[Dataset records]
======
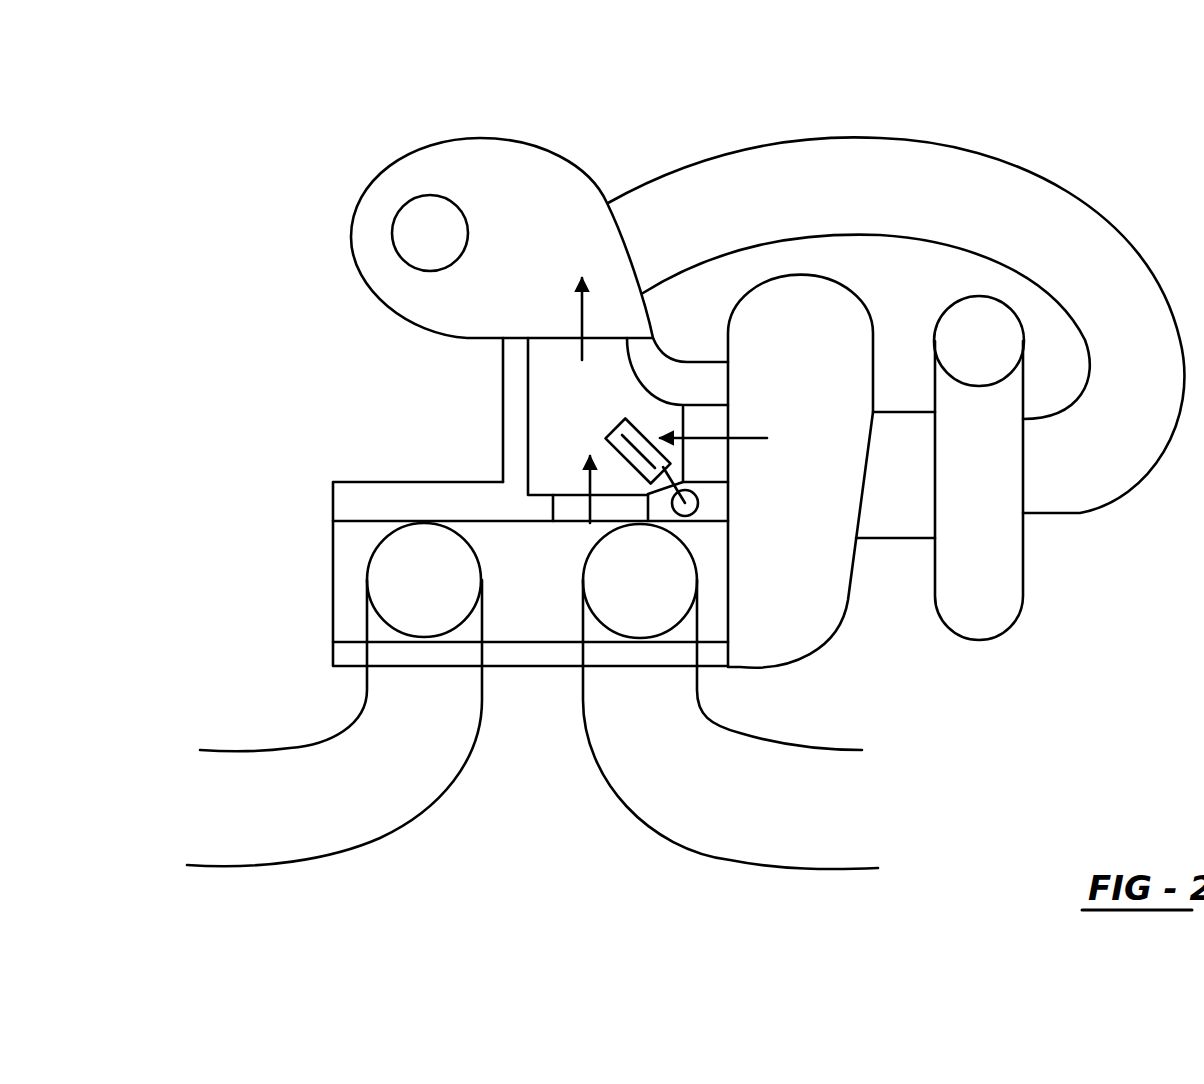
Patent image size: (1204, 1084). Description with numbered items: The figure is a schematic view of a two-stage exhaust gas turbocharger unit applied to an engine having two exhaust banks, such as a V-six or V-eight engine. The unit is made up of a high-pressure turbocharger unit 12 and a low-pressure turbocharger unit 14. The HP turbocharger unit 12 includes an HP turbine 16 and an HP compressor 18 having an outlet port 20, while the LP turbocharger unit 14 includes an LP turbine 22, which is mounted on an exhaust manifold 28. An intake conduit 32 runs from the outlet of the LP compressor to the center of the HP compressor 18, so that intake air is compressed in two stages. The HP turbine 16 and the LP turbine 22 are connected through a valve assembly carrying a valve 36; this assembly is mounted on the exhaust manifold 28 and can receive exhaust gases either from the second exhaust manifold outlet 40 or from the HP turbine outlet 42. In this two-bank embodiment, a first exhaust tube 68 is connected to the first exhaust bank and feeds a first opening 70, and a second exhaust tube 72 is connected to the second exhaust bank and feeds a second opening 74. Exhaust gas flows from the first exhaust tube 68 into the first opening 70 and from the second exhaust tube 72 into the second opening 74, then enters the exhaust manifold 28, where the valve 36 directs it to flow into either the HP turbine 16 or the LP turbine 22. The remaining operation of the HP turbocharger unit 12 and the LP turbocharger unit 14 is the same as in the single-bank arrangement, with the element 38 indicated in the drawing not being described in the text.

The high-pressure turbocharger unit 12 is at (930, 660).
The low-pressure turbocharger unit 14 is at (458, 112).
The HP turbine 16 is at (820, 302).
The HP compressor 18 is at (1003, 555).
The outlet port 20 is at (997, 320).
The LP turbine 22 is at (417, 305).
The exhaust manifold 28 is at (332, 485).
The intake conduit 32 is at (922, 170).
The valve 36 is at (610, 424).
The check valve passage 38 is at (727, 567).
The second exhaust manifold outlet 40 is at (575, 497).
The HP turbine outlet 42 is at (727, 428).
The first exhaust tube 68 is at (348, 810).
The first opening 70 is at (407, 570).
The second exhaust tube 72 is at (797, 777).
The second opening 74 is at (600, 572).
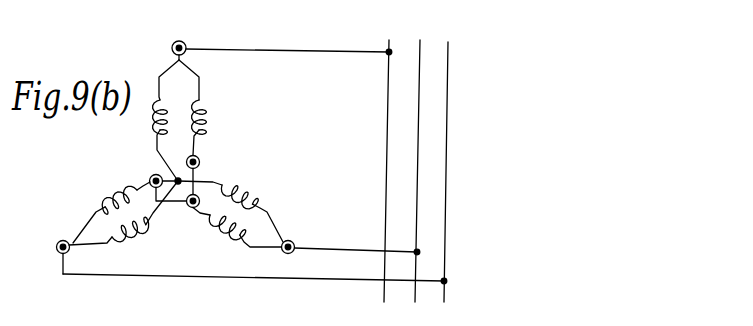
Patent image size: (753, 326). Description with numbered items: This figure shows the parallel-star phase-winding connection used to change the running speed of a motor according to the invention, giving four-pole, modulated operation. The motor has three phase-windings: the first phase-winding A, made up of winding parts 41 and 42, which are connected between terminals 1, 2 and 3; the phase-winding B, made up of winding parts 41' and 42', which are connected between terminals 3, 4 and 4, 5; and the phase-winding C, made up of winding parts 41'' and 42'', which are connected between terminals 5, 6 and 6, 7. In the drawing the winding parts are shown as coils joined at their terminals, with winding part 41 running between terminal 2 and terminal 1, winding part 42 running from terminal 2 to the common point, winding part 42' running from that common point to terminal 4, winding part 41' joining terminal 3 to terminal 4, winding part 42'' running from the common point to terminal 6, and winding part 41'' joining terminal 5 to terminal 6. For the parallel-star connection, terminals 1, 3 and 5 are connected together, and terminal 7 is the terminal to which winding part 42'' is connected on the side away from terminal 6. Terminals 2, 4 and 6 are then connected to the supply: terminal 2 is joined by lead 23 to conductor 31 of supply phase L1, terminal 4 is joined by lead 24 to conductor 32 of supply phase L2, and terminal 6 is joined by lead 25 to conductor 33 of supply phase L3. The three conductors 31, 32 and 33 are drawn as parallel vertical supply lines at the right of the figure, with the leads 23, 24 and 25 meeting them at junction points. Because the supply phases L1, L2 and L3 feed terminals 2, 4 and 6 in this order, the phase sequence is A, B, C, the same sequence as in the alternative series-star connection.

The terminal 1 is at (200, 162).
The terminal 2 is at (179, 41).
The terminal 3 is at (188, 206).
The terminal 4 is at (293, 243).
The terminal 5 is at (149, 180).
The terminal 6 is at (56, 247).
The terminal 7 is at (176, 179).
The lead 23 is at (324, 51).
The lead 24 is at (354, 250).
The lead 25 is at (287, 278).
The conductor 31 is at (399, 157).
The conductor 32 is at (430, 157).
The conductor 33 is at (465, 157).
The winding part 41 is at (218, 107).
The winding part 42 is at (139, 120).
The winding part 41' is at (237, 240).
The winding part 42' is at (258, 200).
The winding part 41'' is at (103, 205).
The winding part 42'' is at (123, 227).
The first phase-winding A is at (218, 107).
The phase-winding B is at (237, 243).
The phase-winding C is at (97, 205).
The supply phase L1 is at (387, 144).
The supply phase L2 is at (417, 144).
The supply phase L3 is at (446, 143).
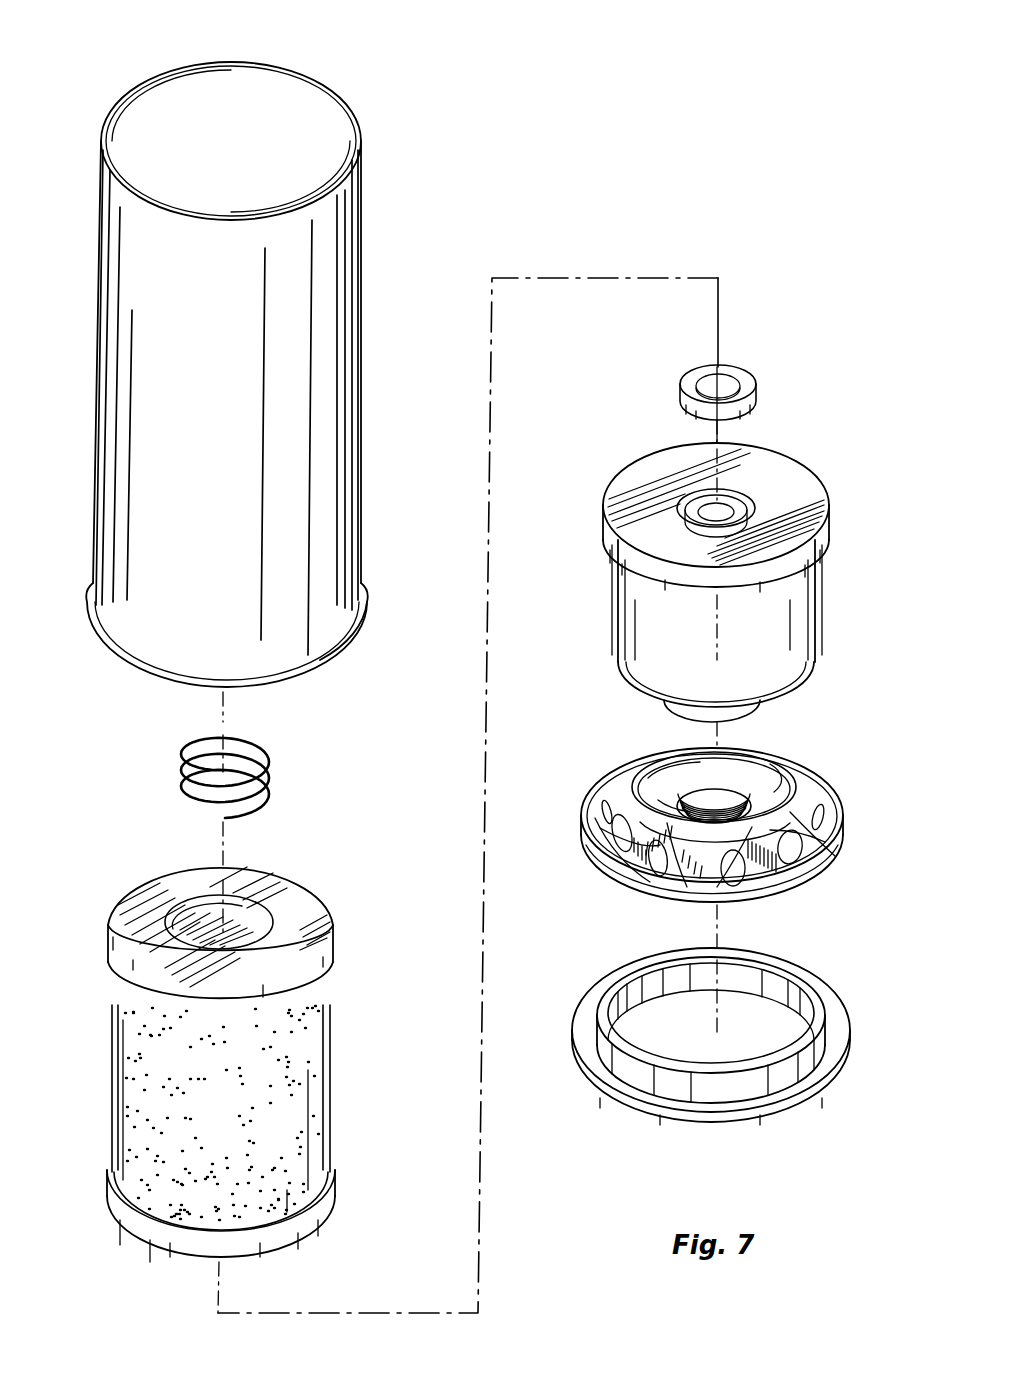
======
◆ Task objective:
Edit the lines above so that every "Patent image size" becomes "Drawing dimensions", keeping all other text unchanged, and omit the pictures from your answer.

◆ Answer to this problem:
Drawing dimensions: (1204, 1084). Description with numbered items: The figure is a schematic view of a two-stage exhaust gas turbocharger unit applied to an engine having two exhaust banks, such as a V-six or V-eight engine. The unit is made up of a high-pressure turbocharger unit 12 and a low-pressure turbocharger unit 14. The HP turbocharger unit 12 includes an HP turbine 16 and an HP compressor 18 having an outlet port 20, while the LP turbocharger unit 14 includes an LP turbine 22, which is mounted on an exhaust manifold 28. An intake conduit 32 runs from the outlet of the LP compressor to the center of the HP compressor 18, so that intake air is compressed in two stages. The HP turbine 16 and the LP turbine 22 are connected through a valve assembly carrying a valve 36; this assembly is mounted on the exhaust manifold 28 and can receive exhaust gases either from the second exhaust manifold outlet 40 or from the HP turbine outlet 42. In this two-bank embodiment, a first exhaust tube 68 is connected to the first exhaust bank and feeds a first opening 70, and a second exhaust tube 72 is connected to the second exhaust bank and feeds a second opening 74. Exhaust gas flows from the first exhaust tube 68 into the first opening 70 and from the second exhaust tube 72 into the second opening 74, then enters the exhaust manifold 28, where the valve 36 directs it to flow into either the HP turbine 16 or the LP turbine 22. The remaining operation of the HP turbocharger unit 12 and the LP turbocharger unit 14 is the same as in the single-bank arrangement, with the element 38 indicated in the drawing not being described in the text.

The high-pressure turbocharger unit 12 is at (930, 660).
The low-pressure turbocharger unit 14 is at (458, 112).
The HP turbine 16 is at (820, 302).
The HP compressor 18 is at (1003, 555).
The outlet port 20 is at (997, 320).
The LP turbine 22 is at (417, 305).
The exhaust manifold 28 is at (332, 485).
The intake conduit 32 is at (922, 170).
The valve 36 is at (610, 424).
The check valve passage 38 is at (727, 567).
The second exhaust manifold outlet 40 is at (575, 497).
The HP turbine outlet 42 is at (727, 428).
The first exhaust tube 68 is at (348, 810).
The first opening 70 is at (407, 570).
The second exhaust tube 72 is at (797, 777).
The second opening 74 is at (600, 572).
Drawing dimensions: (753, 326). Description with numbered items: This figure shows the parallel-star phase-winding connection used to change the running speed of a motor according to the invention, giving four-pole, modulated operation. The motor has three phase-windings: the first phase-winding A, made up of winding parts 41 and 42, which are connected between terminals 1, 2 and 3; the phase-winding B, made up of winding parts 41' and 42', which are connected between terminals 3, 4 and 4, 5; and the phase-winding C, made up of winding parts 41'' and 42'', which are connected between terminals 5, 6 and 6, 7. In the drawing the winding parts are shown as coils joined at their terminals, with winding part 41 running between terminal 2 and terminal 1, winding part 42 running from terminal 2 to the common point, winding part 42' running from that common point to terminal 4, winding part 41' joining terminal 3 to terminal 4, winding part 42'' running from the common point to terminal 6, and winding part 41'' joining terminal 5 to terminal 6. For the parallel-star connection, terminals 1, 3 and 5 are connected together, and terminal 7 is the terminal to which winding part 42'' is connected on the side away from terminal 6. Terminals 2, 4 and 6 are then connected to the supply: terminal 2 is joined by lead 23 to conductor 31 of supply phase L1, terminal 4 is joined by lead 24 to conductor 32 of supply phase L2, and terminal 6 is joined by lead 25 to conductor 33 of supply phase L3. The three conductors 31, 32 and 33 are drawn as parallel vertical supply lines at the right of the figure, with the leads 23, 24 and 25 meeting them at junction points. Because the supply phases L1, L2 and L3 feed terminals 2, 4 and 6 in this order, the phase sequence is A, B, C, the same sequence as in the alternative series-star connection.

The terminal 1 is at (200, 162).
The terminal 2 is at (179, 41).
The terminal 3 is at (188, 206).
The terminal 4 is at (293, 243).
The terminal 5 is at (149, 180).
The terminal 6 is at (56, 247).
The terminal 7 is at (176, 179).
The lead 23 is at (324, 51).
The lead 24 is at (354, 250).
The lead 25 is at (287, 278).
The conductor 31 is at (399, 157).
The conductor 32 is at (430, 157).
The conductor 33 is at (465, 157).
The winding part 41 is at (218, 107).
The winding part 42 is at (139, 120).
The winding part 41' is at (237, 240).
The winding part 42' is at (258, 200).
The winding part 41'' is at (103, 205).
The winding part 42'' is at (123, 227).
The first phase-winding A is at (218, 107).
The phase-winding B is at (237, 243).
The phase-winding C is at (97, 205).
The supply phase L1 is at (387, 144).
The supply phase L2 is at (417, 144).
The supply phase L3 is at (446, 143).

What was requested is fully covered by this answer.